What is asked: Look through the lines below and extract each one that contains "تھیں".
----- Source data
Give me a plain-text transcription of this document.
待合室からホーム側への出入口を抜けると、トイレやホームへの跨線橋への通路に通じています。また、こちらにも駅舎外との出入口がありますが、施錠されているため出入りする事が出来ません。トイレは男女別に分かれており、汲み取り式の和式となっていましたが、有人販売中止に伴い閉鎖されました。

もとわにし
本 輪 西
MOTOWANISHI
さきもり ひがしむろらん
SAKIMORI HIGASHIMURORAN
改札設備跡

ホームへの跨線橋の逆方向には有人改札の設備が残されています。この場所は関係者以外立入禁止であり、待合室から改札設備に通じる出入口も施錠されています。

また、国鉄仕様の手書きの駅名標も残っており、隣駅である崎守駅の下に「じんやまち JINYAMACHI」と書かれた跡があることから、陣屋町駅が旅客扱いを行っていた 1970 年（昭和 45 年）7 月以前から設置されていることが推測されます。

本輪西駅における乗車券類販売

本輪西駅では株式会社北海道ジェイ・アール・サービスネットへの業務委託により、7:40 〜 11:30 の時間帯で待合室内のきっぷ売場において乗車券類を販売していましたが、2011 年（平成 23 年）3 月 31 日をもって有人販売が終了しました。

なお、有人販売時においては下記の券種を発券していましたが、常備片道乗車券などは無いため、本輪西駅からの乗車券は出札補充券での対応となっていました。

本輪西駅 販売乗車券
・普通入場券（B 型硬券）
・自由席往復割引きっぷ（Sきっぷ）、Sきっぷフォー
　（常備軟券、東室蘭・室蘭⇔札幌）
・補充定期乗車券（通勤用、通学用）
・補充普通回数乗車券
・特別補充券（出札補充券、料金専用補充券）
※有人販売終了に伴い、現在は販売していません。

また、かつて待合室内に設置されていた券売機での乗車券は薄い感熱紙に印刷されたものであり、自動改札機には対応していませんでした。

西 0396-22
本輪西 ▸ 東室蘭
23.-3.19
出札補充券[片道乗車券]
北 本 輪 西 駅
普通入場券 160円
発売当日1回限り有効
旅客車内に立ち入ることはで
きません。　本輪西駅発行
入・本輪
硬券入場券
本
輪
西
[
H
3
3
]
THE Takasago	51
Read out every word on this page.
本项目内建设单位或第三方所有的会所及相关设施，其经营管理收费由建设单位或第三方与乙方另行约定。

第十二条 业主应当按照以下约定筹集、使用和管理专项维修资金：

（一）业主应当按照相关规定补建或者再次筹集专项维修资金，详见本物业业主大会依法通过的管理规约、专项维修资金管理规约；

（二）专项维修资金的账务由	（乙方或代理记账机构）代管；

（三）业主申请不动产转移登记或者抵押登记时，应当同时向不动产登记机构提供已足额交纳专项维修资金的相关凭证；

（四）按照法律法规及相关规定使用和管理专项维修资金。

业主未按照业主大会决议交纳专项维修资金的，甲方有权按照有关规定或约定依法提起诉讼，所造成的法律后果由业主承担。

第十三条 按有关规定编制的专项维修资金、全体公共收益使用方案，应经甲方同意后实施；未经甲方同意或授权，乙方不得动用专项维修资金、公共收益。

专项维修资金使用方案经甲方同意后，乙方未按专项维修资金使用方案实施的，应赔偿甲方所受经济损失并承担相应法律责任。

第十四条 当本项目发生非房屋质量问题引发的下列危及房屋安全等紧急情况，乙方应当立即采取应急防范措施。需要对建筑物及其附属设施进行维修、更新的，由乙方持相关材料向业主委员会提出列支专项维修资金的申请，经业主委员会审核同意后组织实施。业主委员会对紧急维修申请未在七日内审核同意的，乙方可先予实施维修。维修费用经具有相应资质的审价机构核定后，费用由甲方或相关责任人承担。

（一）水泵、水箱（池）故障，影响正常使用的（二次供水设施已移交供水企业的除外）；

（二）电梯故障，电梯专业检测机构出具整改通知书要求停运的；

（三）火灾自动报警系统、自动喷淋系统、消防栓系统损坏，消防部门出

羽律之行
----------
----- Source data
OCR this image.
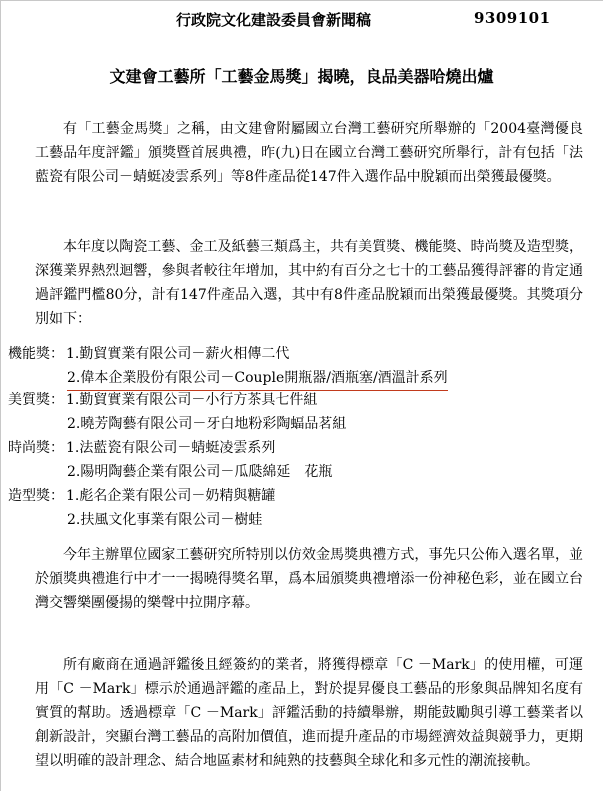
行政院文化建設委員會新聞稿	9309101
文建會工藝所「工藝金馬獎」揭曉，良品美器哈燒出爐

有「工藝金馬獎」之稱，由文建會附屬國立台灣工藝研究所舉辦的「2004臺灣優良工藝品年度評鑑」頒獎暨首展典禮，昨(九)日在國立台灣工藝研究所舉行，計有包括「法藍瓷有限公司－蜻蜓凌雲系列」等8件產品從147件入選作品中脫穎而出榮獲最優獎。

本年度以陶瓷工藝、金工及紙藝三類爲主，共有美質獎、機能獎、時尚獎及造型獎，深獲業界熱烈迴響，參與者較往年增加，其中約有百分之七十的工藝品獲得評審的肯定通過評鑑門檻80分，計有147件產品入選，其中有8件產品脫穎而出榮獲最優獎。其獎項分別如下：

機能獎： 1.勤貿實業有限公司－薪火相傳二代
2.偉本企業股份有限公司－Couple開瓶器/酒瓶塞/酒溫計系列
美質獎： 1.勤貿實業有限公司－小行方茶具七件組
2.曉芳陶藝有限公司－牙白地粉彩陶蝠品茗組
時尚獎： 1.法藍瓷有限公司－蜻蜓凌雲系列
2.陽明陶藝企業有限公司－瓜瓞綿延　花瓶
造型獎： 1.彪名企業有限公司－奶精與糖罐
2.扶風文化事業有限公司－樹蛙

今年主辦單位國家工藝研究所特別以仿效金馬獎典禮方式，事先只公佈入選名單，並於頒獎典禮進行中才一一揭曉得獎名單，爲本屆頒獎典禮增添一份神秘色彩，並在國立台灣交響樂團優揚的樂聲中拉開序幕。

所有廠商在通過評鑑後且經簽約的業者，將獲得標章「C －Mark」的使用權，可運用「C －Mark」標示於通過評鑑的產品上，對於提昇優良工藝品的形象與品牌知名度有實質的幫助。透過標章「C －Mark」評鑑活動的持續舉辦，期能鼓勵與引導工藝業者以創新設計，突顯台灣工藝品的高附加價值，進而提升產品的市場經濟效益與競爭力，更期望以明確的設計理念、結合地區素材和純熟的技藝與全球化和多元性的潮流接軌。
----------
----- Source data
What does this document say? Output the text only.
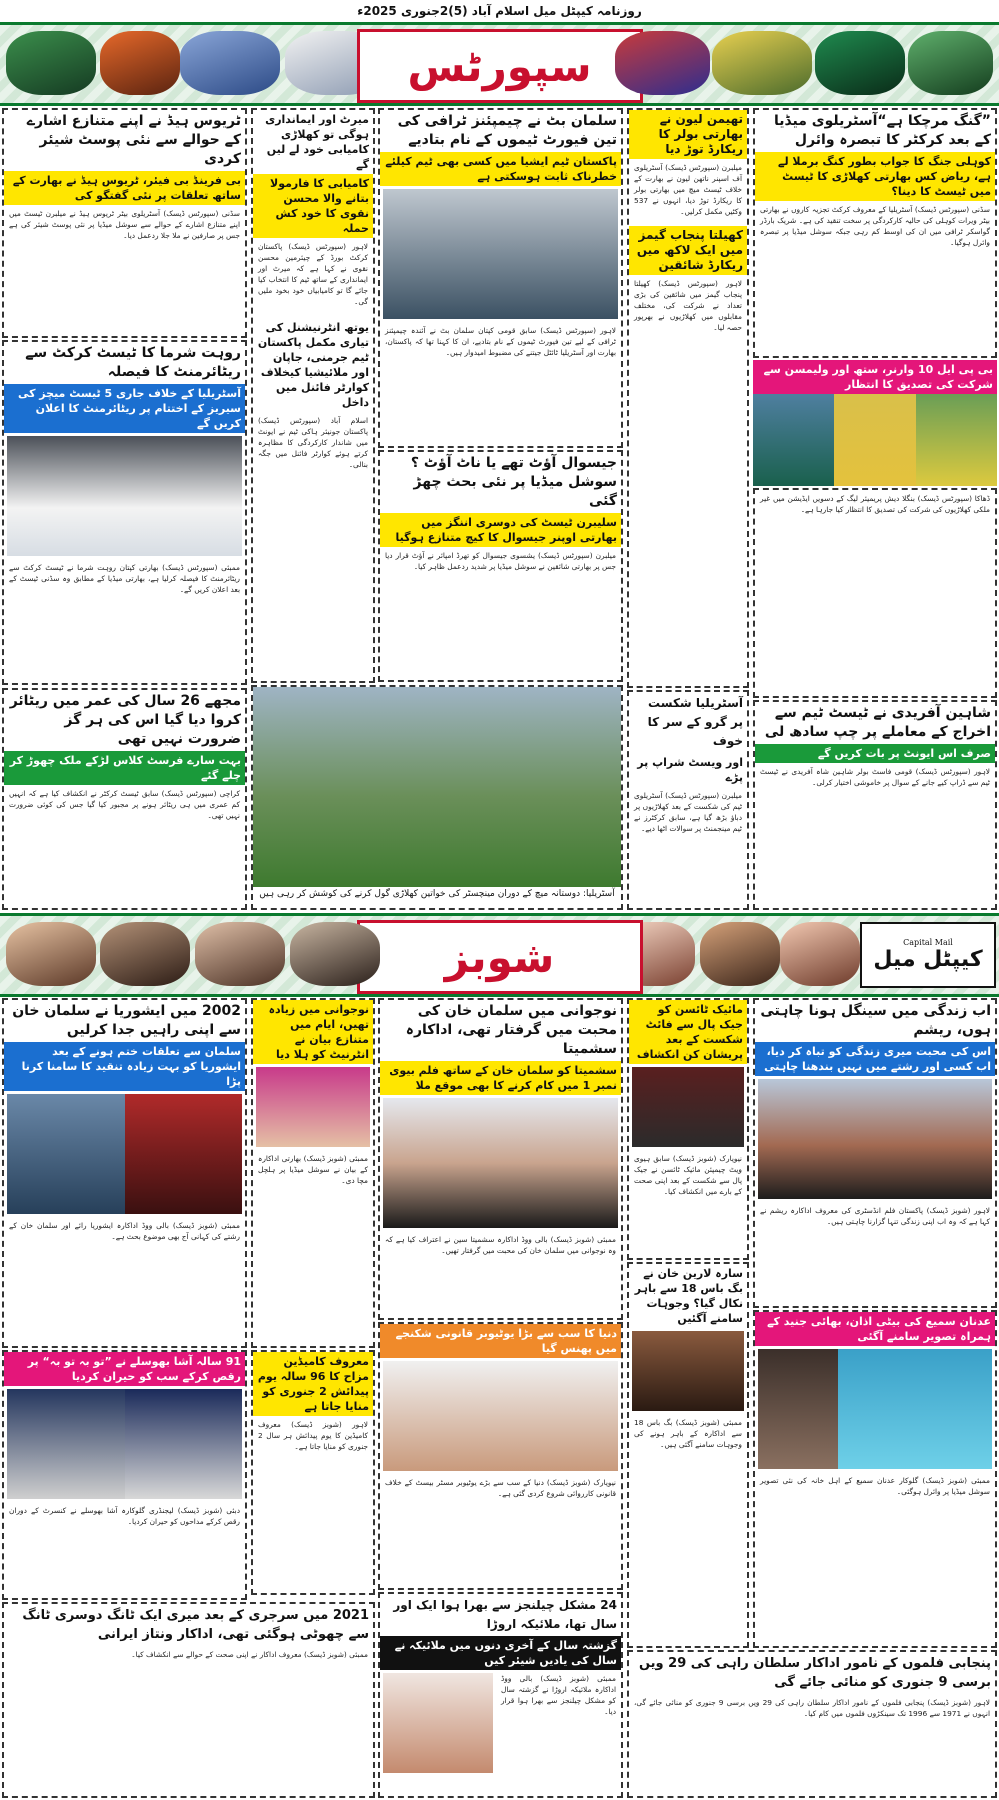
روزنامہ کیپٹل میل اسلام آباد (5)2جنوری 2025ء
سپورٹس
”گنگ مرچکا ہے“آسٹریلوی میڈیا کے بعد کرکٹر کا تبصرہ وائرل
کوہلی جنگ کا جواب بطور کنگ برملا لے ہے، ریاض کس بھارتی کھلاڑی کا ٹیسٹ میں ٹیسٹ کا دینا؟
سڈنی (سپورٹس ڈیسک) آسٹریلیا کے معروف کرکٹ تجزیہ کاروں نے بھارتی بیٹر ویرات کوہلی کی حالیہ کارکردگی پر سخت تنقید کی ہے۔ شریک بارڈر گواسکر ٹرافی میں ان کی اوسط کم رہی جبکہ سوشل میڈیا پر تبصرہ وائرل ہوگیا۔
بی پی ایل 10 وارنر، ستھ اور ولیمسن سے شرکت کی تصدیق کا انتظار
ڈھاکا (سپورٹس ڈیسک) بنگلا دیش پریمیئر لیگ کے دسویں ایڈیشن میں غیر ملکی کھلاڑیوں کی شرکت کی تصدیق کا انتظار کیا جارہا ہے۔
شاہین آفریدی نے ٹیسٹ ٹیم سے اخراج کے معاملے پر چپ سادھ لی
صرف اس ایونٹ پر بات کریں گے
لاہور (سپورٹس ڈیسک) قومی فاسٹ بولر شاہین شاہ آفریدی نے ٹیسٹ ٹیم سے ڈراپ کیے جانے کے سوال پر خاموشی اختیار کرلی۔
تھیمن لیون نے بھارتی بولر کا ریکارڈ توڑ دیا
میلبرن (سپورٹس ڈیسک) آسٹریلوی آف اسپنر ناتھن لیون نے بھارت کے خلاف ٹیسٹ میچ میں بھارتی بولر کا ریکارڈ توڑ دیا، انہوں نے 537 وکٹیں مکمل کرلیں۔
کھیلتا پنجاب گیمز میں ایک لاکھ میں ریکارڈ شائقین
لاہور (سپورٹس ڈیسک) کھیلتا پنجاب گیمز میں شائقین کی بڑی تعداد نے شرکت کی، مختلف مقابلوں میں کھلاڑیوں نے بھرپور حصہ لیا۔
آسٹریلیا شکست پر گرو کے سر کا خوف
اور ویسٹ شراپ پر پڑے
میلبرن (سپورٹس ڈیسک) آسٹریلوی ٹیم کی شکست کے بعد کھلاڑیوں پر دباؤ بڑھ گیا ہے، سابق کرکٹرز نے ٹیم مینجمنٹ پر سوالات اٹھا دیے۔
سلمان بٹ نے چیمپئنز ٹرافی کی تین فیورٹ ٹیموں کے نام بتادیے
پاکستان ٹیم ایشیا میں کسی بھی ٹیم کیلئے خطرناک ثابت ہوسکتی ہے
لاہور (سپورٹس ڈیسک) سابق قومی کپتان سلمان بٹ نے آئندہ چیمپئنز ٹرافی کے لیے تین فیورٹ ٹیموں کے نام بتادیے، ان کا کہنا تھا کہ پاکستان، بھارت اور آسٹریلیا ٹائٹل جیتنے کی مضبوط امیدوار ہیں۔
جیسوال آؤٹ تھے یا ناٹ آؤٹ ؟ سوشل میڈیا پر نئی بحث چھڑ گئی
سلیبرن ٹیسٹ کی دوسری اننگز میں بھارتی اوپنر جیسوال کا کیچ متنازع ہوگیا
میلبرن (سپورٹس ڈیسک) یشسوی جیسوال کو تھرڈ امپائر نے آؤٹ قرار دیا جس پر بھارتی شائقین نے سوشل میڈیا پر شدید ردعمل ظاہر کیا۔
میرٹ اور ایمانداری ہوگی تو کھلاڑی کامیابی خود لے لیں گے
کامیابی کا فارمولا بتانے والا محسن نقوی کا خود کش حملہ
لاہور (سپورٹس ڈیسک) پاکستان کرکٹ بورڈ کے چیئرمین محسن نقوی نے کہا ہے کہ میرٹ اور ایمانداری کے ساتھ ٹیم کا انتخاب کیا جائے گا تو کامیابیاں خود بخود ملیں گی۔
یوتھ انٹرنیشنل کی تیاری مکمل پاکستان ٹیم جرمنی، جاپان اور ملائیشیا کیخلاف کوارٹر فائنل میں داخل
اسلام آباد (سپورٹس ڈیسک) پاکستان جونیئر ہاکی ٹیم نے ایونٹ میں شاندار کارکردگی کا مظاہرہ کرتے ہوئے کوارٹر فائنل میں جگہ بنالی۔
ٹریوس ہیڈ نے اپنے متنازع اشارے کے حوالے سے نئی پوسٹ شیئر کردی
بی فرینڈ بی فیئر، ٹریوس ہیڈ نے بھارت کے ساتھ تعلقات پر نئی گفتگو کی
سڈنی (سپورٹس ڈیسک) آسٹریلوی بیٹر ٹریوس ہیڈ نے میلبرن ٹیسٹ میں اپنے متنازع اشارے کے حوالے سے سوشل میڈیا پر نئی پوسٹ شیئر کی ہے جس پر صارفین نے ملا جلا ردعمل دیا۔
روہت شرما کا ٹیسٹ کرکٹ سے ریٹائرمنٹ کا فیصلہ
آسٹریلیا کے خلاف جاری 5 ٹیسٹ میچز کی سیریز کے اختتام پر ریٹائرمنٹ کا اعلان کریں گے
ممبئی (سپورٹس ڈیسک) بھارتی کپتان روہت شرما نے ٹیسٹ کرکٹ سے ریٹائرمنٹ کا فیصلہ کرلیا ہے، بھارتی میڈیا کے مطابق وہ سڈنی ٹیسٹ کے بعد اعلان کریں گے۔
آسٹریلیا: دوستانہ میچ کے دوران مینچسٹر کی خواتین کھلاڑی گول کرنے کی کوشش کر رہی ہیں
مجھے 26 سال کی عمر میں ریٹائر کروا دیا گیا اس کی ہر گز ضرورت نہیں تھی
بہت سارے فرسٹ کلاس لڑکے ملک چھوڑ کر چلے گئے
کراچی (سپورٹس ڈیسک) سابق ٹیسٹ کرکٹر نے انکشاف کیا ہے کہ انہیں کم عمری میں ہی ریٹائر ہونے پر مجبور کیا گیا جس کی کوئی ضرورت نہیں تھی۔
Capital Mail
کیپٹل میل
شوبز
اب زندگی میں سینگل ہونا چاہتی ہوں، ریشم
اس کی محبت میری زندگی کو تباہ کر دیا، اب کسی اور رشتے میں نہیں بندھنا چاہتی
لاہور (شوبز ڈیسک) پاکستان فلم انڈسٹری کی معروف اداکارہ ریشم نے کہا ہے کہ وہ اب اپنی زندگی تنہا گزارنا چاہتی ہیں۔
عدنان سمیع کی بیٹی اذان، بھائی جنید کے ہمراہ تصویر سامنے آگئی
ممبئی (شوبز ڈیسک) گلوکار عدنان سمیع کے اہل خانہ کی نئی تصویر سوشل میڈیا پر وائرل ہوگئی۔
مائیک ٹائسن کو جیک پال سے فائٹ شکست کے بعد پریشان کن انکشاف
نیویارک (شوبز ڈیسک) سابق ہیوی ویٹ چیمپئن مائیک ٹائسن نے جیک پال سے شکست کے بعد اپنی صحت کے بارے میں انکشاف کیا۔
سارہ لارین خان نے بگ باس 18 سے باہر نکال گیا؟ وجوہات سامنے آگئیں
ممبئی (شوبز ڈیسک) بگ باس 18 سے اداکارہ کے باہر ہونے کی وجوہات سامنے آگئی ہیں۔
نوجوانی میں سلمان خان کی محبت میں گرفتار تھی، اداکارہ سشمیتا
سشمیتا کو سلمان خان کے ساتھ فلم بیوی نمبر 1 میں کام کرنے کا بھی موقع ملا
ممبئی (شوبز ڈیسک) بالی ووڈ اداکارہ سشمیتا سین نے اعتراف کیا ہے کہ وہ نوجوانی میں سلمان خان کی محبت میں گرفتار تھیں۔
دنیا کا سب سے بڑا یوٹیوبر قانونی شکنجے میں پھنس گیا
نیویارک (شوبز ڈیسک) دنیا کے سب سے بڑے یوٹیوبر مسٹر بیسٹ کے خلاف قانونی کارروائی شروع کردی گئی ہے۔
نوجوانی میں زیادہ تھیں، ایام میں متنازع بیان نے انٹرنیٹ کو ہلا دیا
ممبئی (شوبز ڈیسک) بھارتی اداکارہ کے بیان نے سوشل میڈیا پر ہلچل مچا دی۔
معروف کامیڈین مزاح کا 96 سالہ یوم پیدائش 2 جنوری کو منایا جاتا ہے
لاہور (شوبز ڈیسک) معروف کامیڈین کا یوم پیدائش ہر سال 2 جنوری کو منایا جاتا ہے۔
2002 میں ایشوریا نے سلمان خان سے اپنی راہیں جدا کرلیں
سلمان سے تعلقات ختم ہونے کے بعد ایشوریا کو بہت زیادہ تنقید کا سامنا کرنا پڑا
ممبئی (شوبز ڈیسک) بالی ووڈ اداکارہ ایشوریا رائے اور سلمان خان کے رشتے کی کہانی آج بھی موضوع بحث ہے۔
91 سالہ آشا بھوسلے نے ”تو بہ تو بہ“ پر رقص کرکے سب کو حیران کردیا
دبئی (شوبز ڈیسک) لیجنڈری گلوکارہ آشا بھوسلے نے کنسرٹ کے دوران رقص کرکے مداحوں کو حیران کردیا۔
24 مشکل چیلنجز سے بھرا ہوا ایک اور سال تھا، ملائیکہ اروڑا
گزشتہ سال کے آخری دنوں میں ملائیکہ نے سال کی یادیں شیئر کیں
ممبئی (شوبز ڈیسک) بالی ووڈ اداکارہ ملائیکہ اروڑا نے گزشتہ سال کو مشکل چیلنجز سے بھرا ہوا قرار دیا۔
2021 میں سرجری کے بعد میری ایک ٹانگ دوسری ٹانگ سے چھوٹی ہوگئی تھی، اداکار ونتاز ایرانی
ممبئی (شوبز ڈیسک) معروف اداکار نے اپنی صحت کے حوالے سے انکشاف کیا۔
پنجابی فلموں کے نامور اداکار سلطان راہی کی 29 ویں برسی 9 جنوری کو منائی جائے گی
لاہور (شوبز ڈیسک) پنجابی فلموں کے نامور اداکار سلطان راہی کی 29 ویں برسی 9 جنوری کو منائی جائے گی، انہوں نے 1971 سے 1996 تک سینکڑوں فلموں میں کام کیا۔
----------
Solution to the problem:
ممبئی (شوبز ڈیسک) بالی ووڈ اداکارہ سشمیتا سین نے اعتراف کیا ہے کہ وہ نوجوانی میں سلمان خان کی محبت میں گرفتار تھیں۔
نوجوانی میں زیادہ تھیں، ایام میں متنازع بیان نے انٹرنیٹ کو ہلا دیا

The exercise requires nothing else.